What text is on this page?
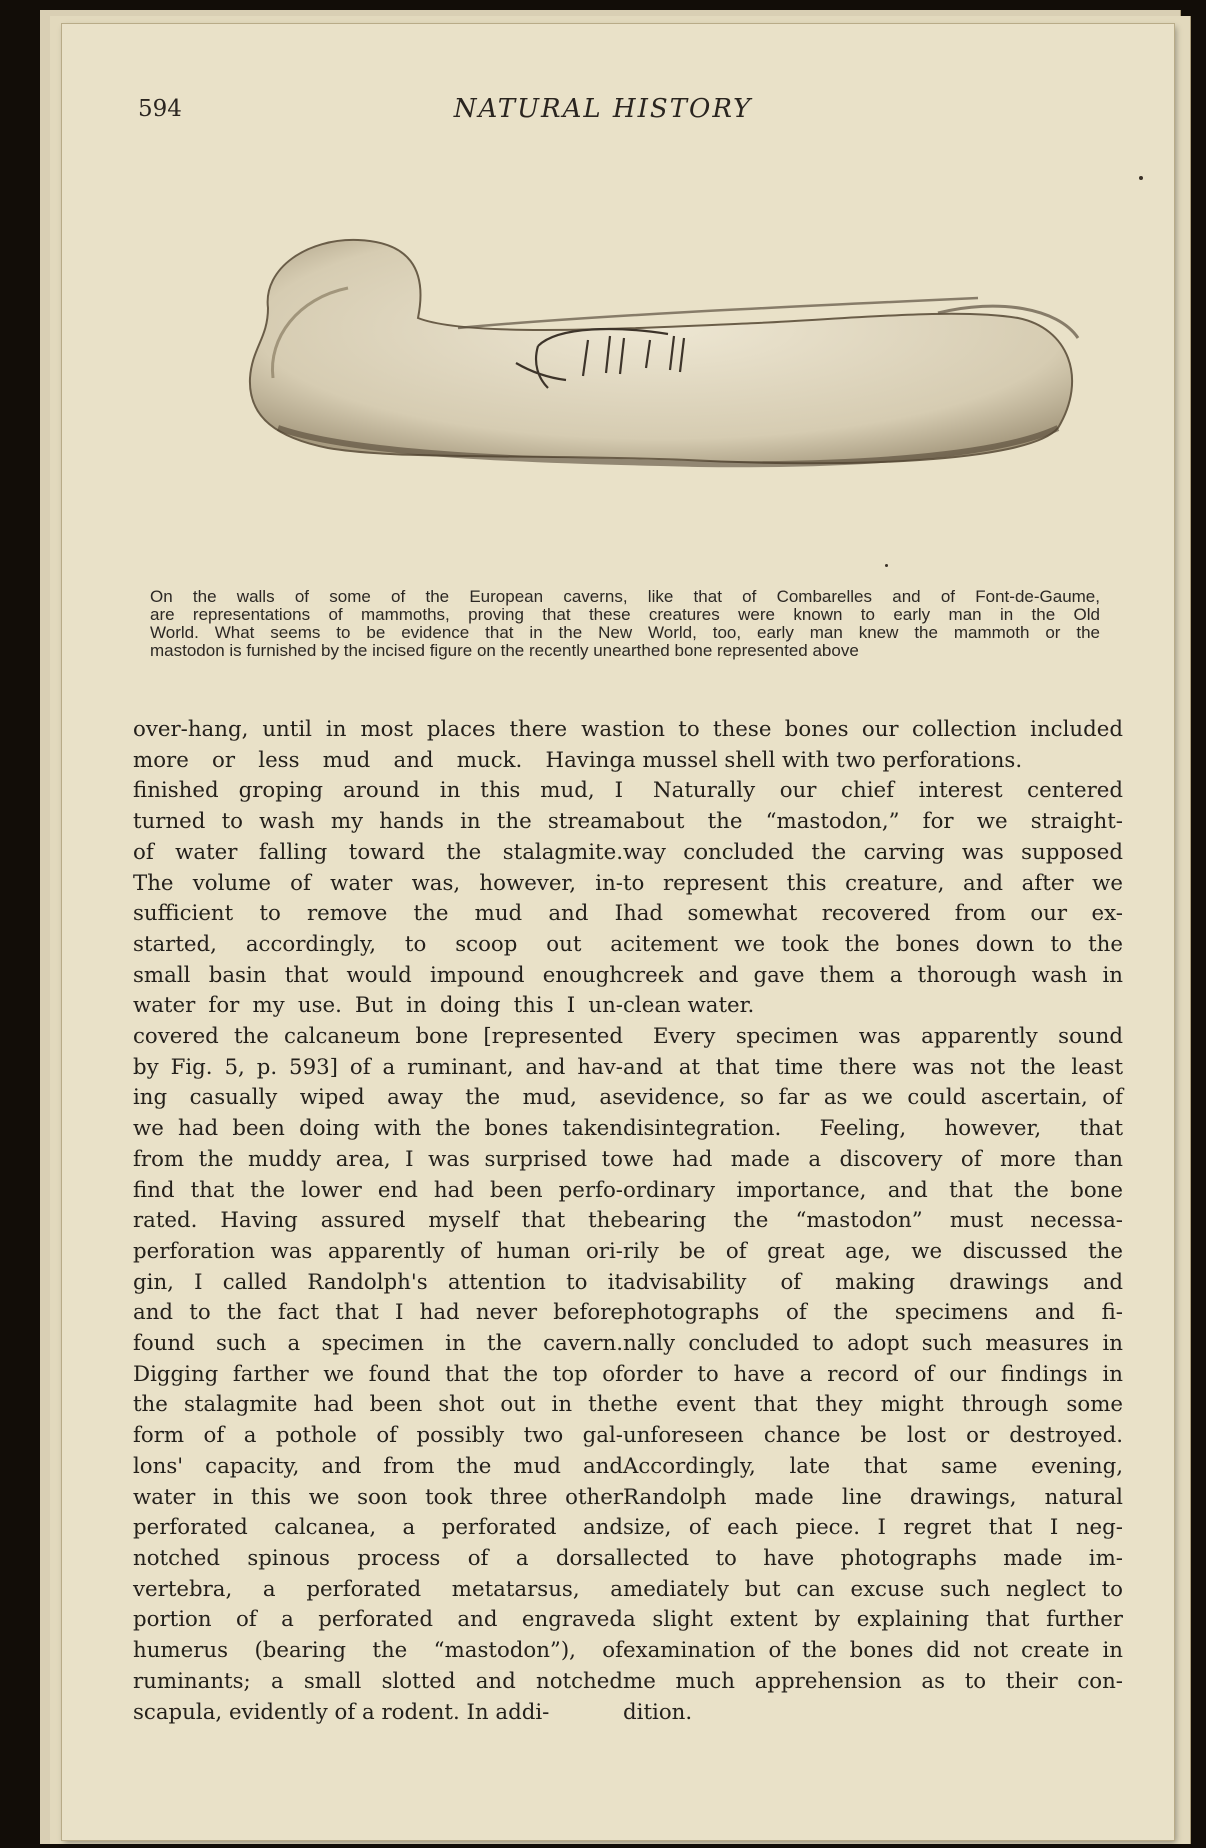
594	NATURAL HISTORY
On the walls of some of the European caverns, like that of Combarelles and of Font-de-Gaume,
are representations of mammoths, proving that these creatures were known to early man in the Old
World. What seems to be evidence that in the New World, too, early man knew the mammoth or the
mastodon is furnished by the incised figure on the recently unearthed bone represented above
over-hang, until in most places there was
more or less mud and muck. Having
finished groping around in this mud, I
turned to wash my hands in the stream
of water falling toward the stalagmite.
The volume of water was, however, in-
sufficient to remove the mud and I
started, accordingly, to scoop out a
small basin that would impound enough
water for my use. But in doing this I un-
covered the calcaneum bone [represented
by Fig. 5, p. 593] of a ruminant, and hav-
ing casually wiped away the mud, as
we had been doing with the bones taken
from the muddy area, I was surprised to
find that the lower end had been perfo-
rated. Having assured myself that the
perforation was apparently of human ori-
gin, I called Randolph's attention to it
and to the fact that I had never before
found such a specimen in the cavern.
Digging farther we found that the top of
the stalagmite had been shot out in the
form of a pothole of possibly two gal-
lons' capacity, and from the mud and
water in this we soon took three other
perforated calcanea, a perforated and
notched spinous process of a dorsal
vertebra, a perforated metatarsus, a
portion of a perforated and engraved
humerus (bearing the “mastodon”), of
ruminants; a small slotted and notched
scapula, evidently of a rodent. In addi-
tion to these bones our collection included
a mussel shell with two perforations.
Naturally our chief interest centered
about the “mastodon,” for we straight-
way concluded the carving was supposed
to represent this creature, and after we
had somewhat recovered from our ex-
citement we took the bones down to the
creek and gave them a thorough wash in
clean water.
Every specimen was apparently sound
and at that time there was not the least
evidence, so far as we could ascertain, of
disintegration. Feeling, however, that
we had made a discovery of more than
ordinary importance, and that the bone
bearing the “mastodon” must necessa-
rily be of great age, we discussed the
advisability of making drawings and
photographs of the specimens and fi-
nally concluded to adopt such measures in
order to have a record of our findings in
the event that they might through some
unforeseen chance be lost or destroyed.
Accordingly, late that same evening,
Randolph made line drawings, natural
size, of each piece. I regret that I neg-
lected to have photographs made im-
mediately but can excuse such neglect to
a slight extent by explaining that further
examination of the bones did not create in
me much apprehension as to their con-
dition.
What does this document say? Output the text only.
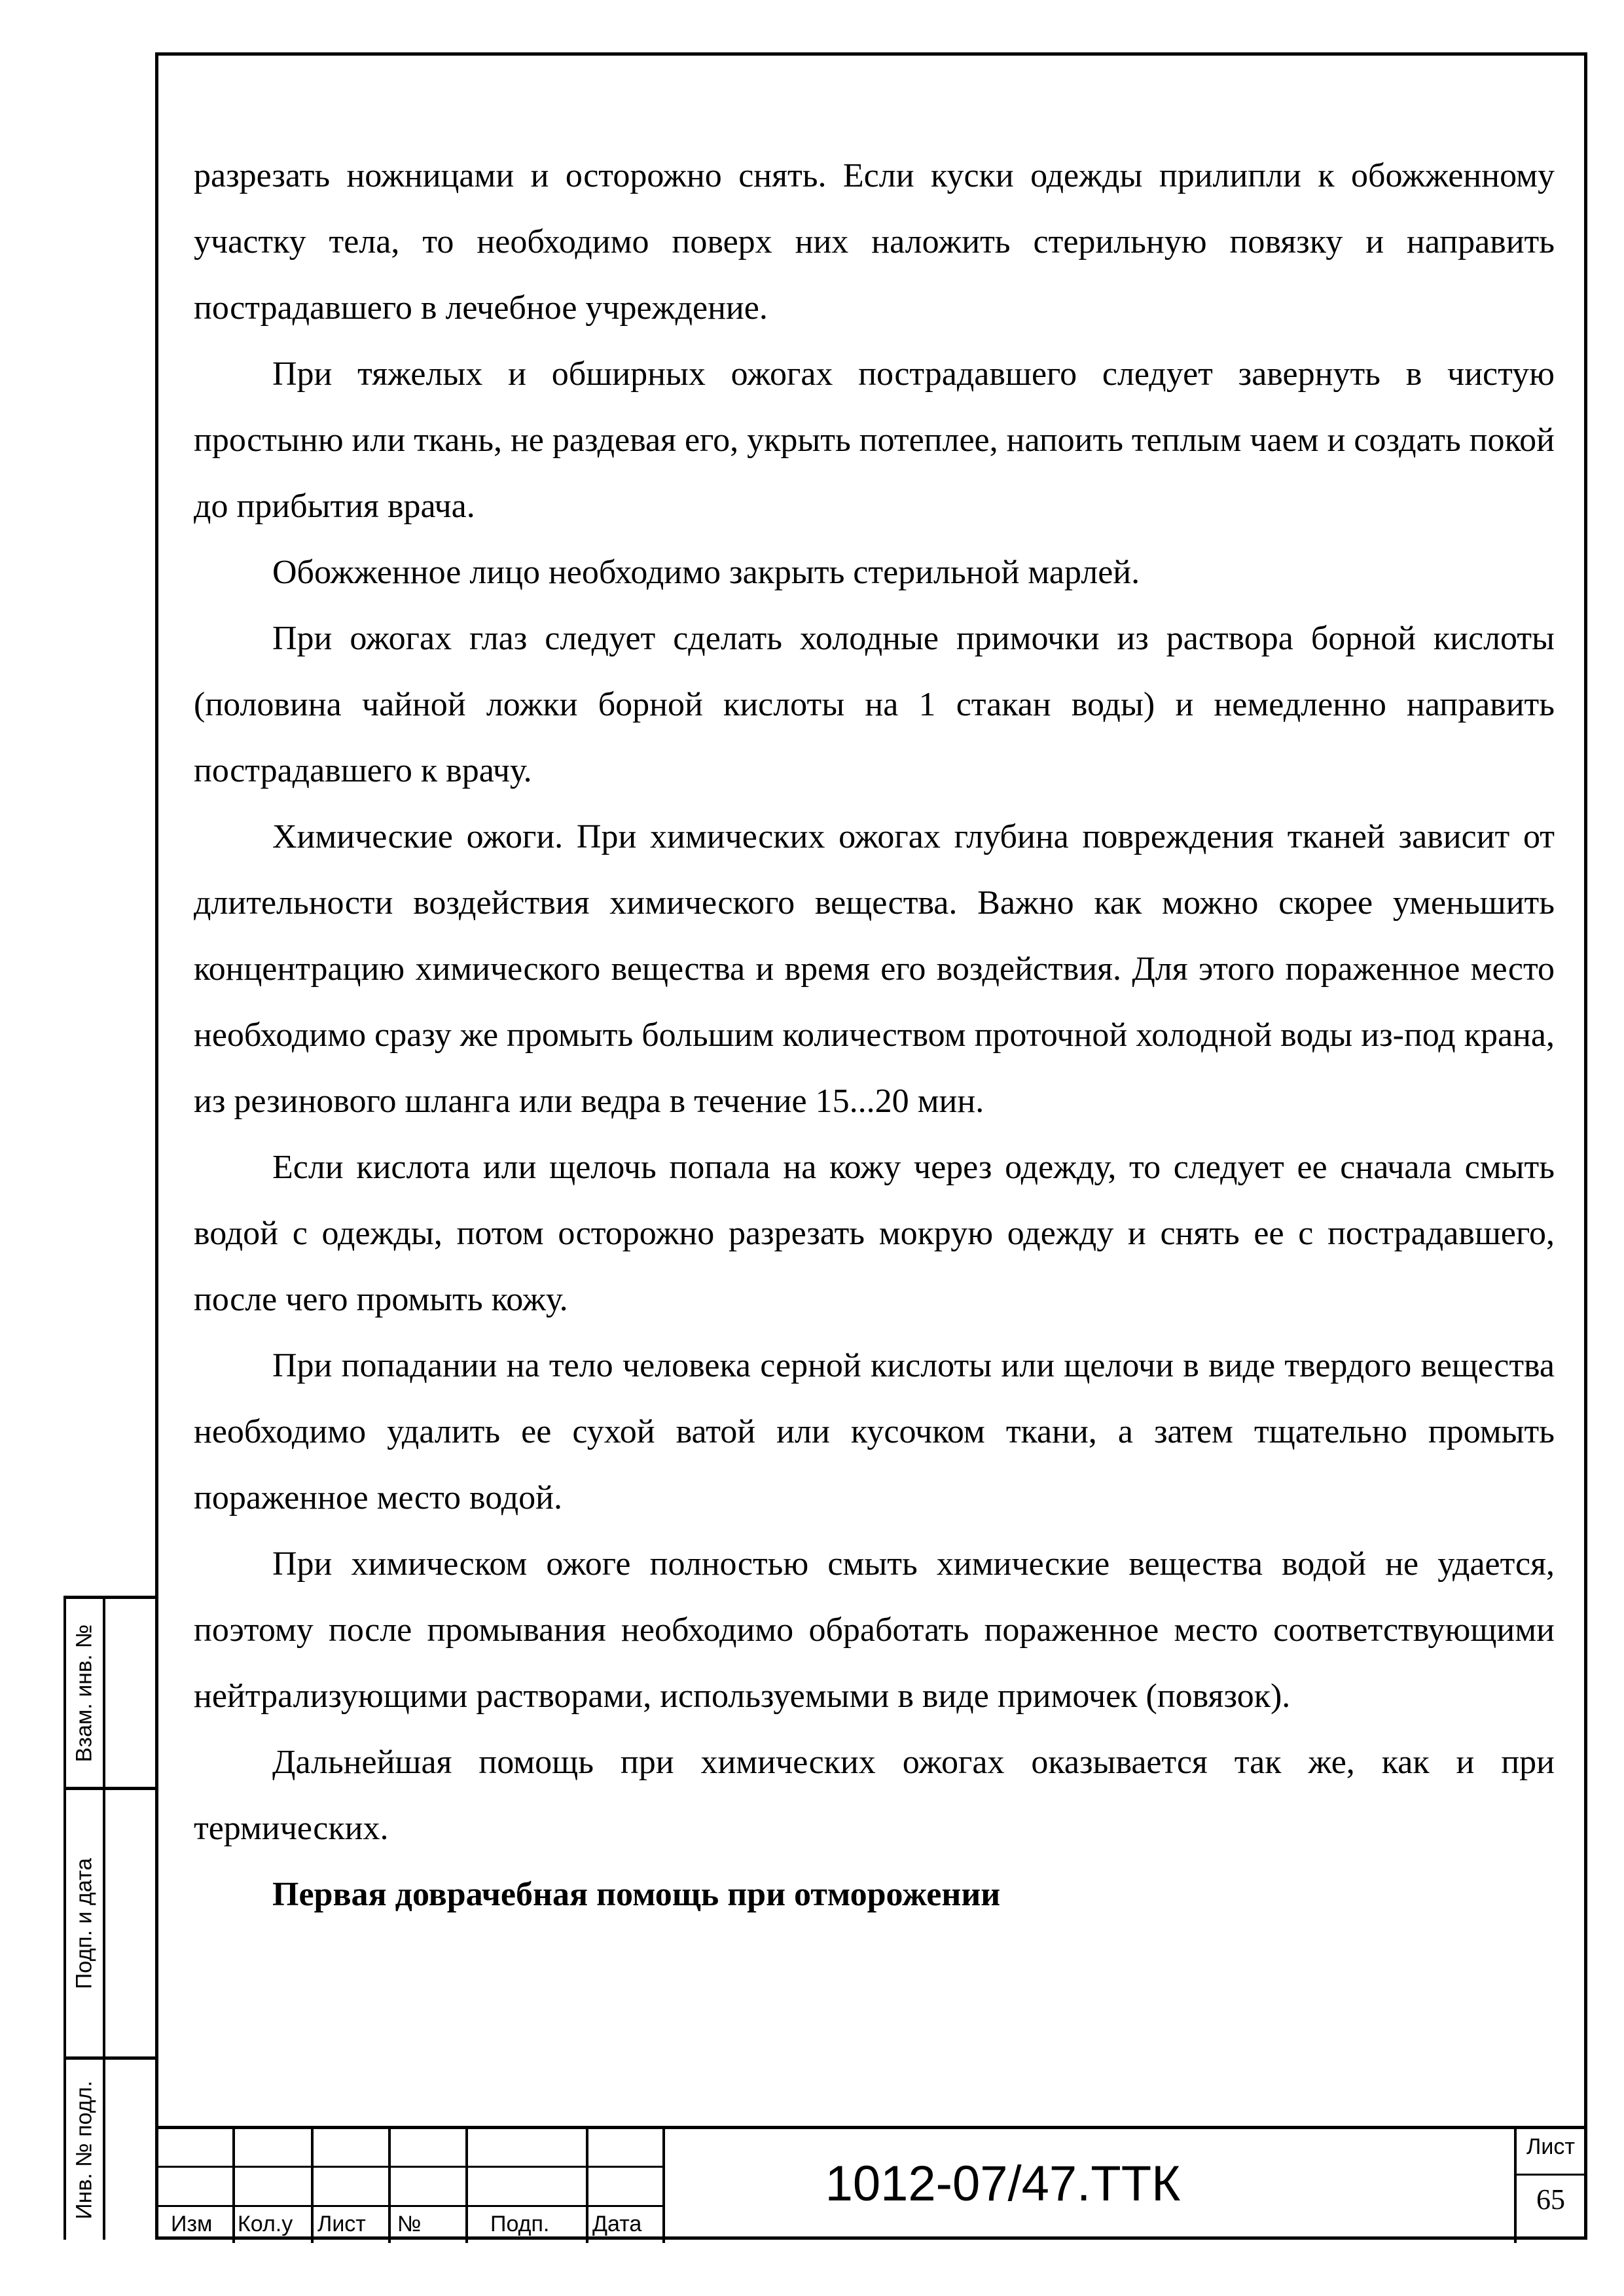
разрезать ножницами и осторожно снять. Если куски одежды прилипли к обожженному участку тела, то необходимо поверх них наложить стерильную повязку и направить пострадавшего в лечебное учреждение.

При тяжелых и обширных ожогах пострадавшего следует завернуть в чистую простыню или ткань, не раздевая его, укрыть потеплее, напоить теплым чаем и создать покой до прибытия врача.

Обожженное лицо необходимо закрыть стерильной марлей.

При ожогах глаз следует сделать холодные примочки из раствора борной кислоты (половина чайной ложки борной кислоты на 1 стакан воды) и немедленно направить пострадавшего к врачу.

Химические ожоги. При химических ожогах глубина повреждения тканей зависит от длительности воздействия химического вещества. Важно как можно скорее уменьшить концентрацию химического вещества и время его воздействия. Для этого пораженное место необходимо сразу же промыть большим количеством проточной холодной воды из-под крана, из резинового шланга или ведра в течение 15...20 мин.

Если кислота или щелочь попала на кожу через одежду, то следует ее сначала смыть водой с одежды, потом осторожно разрезать мокрую одежду и снять ее с пострадавшего, после чего промыть кожу.

При попадании на тело человека серной кислоты или щелочи в виде твердого вещества необходимо удалить ее сухой ватой или кусочком ткани, а затем тщательно промыть пораженное место водой.

При химическом ожоге полностью смыть химические вещества водой не удается, поэтому после промывания необходимо обработать пораженное место соответствующими нейтрализующими растворами, используемыми в виде примочек (повязок).

Дальнейшая помощь при химических ожогах оказывается так же, как и при термических.

Первая доврачебная помощь при отморожении

Взам. инв. №
Подп. и дата
Инв. № подл.
Изм Кол.у Лист №	Подп. Дата
1012-07/47.ТТК
Лист
65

____

→ Task statement
Every record above should be written out again without change, except that the pictures are left out.

→ Reply to the exercise
What text is on this page?
594	NATURAL HISTORY
On the walls of some of the European caverns, like that of Combarelles and of Font-de-Gaume,
are representations of mammoths, proving that these creatures were known to early man in the Old
World. What seems to be evidence that in the New World, too, early man knew the mammoth or the
mastodon is furnished by the incised figure on the recently unearthed bone represented above
over-hang, until in most places there was
more or less mud and muck. Having
finished groping around in this mud, I
turned to wash my hands in the stream
of water falling toward the stalagmite.
The volume of water was, however, in-
sufficient to remove the mud and I
started, accordingly, to scoop out a
small basin that would impound enough
water for my use. But in doing this I un-
covered the calcaneum bone [represented
by Fig. 5, p. 593] of a ruminant, and hav-
ing casually wiped away the mud, as
we had been doing with the bones taken
from the muddy area, I was surprised to
find that the lower end had been perfo-
rated. Having assured myself that the
perforation was apparently of human ori-
gin, I called Randolph's attention to it
and to the fact that I had never before
found such a specimen in the cavern.
Digging farther we found that the top of
the stalagmite had been shot out in the
form of a pothole of possibly two gal-
lons' capacity, and from the mud and
water in this we soon took three other
perforated calcanea, a perforated and
notched spinous process of a dorsal
vertebra, a perforated metatarsus, a
portion of a perforated and engraved
humerus (bearing the “mastodon”), of
ruminants; a small slotted and notched
scapula, evidently of a rodent. In addi-
tion to these bones our collection included
a mussel shell with two perforations.
Naturally our chief interest centered
about the “mastodon,” for we straight-
way concluded the carving was supposed
to represent this creature, and after we
had somewhat recovered from our ex-
citement we took the bones down to the
creek and gave them a thorough wash in
clean water.
Every specimen was apparently sound
and at that time there was not the least
evidence, so far as we could ascertain, of
disintegration. Feeling, however, that
we had made a discovery of more than
ordinary importance, and that the bone
bearing the “mastodon” must necessa-
rily be of great age, we discussed the
advisability of making drawings and
photographs of the specimens and fi-
nally concluded to adopt such measures in
order to have a record of our findings in
the event that they might through some
unforeseen chance be lost or destroyed.
Accordingly, late that same evening,
Randolph made line drawings, natural
size, of each piece. I regret that I neg-
lected to have photographs made im-
mediately but can excuse such neglect to
a slight extent by explaining that further
examination of the bones did not create in
me much apprehension as to their con-
dition.
What does this document say? Output the text only.
разрезать ножницами и осторожно снять. Если куски одежды прилипли к обожженному участку тела, то необходимо поверх них наложить стерильную повязку и направить пострадавшего в лечебное учреждение.

При тяжелых и обширных ожогах пострадавшего следует завернуть в чистую простыню или ткань, не раздевая его, укрыть потеплее, напоить теплым чаем и создать покой до прибытия врача.

Обожженное лицо необходимо закрыть стерильной марлей.

При ожогах глаз следует сделать холодные примочки из раствора борной кислоты (половина чайной ложки борной кислоты на 1 стакан воды) и немедленно направить пострадавшего к врачу.

Химические ожоги. При химических ожогах глубина повреждения тканей зависит от длительности воздействия химического вещества. Важно как можно скорее уменьшить концентрацию химического вещества и время его воздействия. Для этого пораженное место необходимо сразу же промыть большим количеством проточной холодной воды из-под крана, из резинового шланга или ведра в течение 15...20 мин.

Если кислота или щелочь попала на кожу через одежду, то следует ее сначала смыть водой с одежды, потом осторожно разрезать мокрую одежду и снять ее с пострадавшего, после чего промыть кожу.

При попадании на тело человека серной кислоты или щелочи в виде твердого вещества необходимо удалить ее сухой ватой или кусочком ткани, а затем тщательно промыть пораженное место водой.

При химическом ожоге полностью смыть химические вещества водой не удается, поэтому после промывания необходимо обработать пораженное место соответствующими нейтрализующими растворами, используемыми в виде примочек (повязок).

Дальнейшая помощь при химических ожогах оказывается так же, как и при термических.

Первая доврачебная помощь при отморожении

Взам. инв. №
Подп. и дата
Инв. № подл.
Изм Кол.у Лист №	Подп. Дата
1012-07/47.ТТК
Лист
65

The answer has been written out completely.